◆ DATA SECTION ◆
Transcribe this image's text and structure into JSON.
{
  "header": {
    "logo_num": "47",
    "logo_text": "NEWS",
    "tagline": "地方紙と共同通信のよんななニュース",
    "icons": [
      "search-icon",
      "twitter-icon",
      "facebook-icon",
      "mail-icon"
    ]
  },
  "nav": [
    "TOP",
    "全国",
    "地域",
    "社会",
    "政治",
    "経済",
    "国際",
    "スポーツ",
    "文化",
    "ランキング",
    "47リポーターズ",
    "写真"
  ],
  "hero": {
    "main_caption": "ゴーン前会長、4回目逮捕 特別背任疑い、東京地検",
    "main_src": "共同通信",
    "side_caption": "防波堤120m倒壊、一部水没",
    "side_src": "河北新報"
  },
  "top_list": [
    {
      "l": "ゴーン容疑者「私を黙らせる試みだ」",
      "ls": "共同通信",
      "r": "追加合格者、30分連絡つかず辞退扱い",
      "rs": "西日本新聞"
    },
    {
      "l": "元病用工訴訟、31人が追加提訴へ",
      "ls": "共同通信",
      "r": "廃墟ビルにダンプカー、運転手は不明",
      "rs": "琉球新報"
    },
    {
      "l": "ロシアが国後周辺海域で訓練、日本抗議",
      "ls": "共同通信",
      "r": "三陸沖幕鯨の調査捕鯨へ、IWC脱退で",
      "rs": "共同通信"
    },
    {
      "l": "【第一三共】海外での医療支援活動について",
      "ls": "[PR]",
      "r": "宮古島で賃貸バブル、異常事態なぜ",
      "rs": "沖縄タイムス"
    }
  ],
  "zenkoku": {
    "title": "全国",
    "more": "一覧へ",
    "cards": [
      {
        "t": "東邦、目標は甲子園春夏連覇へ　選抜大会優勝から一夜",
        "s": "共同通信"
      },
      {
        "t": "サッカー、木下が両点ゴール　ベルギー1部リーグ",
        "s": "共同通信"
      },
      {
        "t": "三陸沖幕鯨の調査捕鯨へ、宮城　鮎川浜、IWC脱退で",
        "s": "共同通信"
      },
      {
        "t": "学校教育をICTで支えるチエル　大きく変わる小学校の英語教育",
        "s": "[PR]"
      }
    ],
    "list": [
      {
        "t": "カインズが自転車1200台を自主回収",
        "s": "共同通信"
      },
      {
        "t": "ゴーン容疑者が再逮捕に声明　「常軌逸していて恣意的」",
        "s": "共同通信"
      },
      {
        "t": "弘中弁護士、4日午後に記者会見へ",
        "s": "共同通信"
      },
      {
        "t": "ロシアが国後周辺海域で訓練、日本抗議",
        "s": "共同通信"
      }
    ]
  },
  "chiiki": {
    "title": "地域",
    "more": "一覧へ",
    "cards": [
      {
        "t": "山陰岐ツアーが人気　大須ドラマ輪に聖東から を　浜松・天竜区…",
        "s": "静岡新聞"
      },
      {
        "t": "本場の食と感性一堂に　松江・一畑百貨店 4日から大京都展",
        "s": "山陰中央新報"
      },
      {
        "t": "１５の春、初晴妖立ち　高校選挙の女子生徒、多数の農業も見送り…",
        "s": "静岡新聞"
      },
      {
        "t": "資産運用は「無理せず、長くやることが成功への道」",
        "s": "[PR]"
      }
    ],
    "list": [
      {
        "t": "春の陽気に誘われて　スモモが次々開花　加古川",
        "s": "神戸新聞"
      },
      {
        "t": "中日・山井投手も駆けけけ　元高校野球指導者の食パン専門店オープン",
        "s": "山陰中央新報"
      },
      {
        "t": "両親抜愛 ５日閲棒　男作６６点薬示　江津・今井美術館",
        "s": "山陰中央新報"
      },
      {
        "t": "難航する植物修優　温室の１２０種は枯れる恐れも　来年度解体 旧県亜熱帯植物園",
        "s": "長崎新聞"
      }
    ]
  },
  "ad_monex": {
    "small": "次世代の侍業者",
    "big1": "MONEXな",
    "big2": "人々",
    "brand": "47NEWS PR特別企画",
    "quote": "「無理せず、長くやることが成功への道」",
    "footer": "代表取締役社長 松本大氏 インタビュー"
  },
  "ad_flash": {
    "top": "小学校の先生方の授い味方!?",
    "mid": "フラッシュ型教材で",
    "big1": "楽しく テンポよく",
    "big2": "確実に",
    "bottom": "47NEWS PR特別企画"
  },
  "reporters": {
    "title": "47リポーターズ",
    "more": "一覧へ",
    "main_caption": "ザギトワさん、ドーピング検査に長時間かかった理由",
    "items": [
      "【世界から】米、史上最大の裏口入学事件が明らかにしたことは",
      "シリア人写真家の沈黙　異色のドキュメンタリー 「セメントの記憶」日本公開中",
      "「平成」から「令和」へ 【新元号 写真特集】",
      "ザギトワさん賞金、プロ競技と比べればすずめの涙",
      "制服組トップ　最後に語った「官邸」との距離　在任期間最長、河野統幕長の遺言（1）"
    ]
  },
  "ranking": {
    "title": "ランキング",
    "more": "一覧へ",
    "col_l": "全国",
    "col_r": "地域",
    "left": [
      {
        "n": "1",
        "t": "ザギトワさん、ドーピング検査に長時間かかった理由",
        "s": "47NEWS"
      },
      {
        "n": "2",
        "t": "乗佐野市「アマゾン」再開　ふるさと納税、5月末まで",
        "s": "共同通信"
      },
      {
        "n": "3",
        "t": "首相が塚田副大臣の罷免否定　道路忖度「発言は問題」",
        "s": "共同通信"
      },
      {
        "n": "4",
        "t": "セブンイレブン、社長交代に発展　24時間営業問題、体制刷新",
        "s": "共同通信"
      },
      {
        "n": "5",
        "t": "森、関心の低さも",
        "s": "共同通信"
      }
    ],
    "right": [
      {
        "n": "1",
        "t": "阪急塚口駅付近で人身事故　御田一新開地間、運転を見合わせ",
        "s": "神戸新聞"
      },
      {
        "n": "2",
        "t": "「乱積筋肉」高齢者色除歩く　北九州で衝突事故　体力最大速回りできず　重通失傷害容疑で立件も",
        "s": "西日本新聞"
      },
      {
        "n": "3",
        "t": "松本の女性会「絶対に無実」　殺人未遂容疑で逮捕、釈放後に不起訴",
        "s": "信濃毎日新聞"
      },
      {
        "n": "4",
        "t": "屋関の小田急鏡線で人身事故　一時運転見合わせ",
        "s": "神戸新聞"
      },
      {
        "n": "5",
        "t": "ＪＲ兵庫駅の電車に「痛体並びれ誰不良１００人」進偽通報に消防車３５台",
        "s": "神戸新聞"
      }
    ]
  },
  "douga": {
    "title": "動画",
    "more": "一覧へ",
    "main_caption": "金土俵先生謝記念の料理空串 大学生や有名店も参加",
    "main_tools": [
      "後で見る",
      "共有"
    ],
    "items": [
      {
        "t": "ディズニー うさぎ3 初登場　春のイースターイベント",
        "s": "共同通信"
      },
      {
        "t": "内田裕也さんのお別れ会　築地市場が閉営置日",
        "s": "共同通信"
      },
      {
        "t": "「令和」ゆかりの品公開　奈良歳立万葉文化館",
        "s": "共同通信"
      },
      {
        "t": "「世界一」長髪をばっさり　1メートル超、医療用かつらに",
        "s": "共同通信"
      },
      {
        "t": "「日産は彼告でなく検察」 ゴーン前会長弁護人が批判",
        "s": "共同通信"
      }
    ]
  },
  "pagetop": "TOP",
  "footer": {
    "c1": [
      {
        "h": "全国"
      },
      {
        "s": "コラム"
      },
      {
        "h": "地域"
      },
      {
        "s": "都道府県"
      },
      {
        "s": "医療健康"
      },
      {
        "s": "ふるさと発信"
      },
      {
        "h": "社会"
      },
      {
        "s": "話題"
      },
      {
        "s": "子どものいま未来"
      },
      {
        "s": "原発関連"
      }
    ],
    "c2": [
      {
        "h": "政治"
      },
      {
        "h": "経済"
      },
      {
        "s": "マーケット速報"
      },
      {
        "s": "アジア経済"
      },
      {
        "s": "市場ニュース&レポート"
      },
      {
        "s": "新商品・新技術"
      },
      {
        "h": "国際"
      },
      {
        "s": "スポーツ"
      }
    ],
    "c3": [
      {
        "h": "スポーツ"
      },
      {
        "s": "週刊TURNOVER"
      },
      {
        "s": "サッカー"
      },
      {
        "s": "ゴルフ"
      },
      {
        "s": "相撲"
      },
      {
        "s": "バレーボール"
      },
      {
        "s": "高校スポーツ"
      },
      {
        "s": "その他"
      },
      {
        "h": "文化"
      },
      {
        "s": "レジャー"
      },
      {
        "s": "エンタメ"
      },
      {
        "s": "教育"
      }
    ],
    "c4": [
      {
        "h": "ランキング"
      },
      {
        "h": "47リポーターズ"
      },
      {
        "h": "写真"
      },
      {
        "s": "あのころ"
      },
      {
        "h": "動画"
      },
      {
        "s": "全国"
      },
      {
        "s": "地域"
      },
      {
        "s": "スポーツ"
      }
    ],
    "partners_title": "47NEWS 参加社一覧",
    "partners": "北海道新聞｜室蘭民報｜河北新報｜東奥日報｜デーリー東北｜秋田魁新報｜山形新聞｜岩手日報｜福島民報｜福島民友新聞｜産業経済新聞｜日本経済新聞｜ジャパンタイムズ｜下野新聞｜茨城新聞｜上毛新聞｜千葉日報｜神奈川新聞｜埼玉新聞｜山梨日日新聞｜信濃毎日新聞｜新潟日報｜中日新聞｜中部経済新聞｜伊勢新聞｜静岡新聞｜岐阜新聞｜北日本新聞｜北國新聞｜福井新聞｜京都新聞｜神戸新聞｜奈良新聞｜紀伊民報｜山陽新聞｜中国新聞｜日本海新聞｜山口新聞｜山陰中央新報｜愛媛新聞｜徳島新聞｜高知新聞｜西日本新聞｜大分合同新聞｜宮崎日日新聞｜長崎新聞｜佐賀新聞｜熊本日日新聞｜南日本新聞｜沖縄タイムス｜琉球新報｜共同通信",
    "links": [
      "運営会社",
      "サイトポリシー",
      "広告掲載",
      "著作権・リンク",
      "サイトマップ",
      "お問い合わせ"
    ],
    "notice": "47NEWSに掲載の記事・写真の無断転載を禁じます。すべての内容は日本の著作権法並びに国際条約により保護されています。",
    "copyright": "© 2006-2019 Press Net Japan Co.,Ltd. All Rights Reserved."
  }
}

◆ THE TASK ◆
Find each line that has the word "PR特別企画", then copy it out.

◆ WRITTEN SOLUTION ◆
    "brand": "47NEWS PR特別企画",
    "bottom": "47NEWS PR特別企画"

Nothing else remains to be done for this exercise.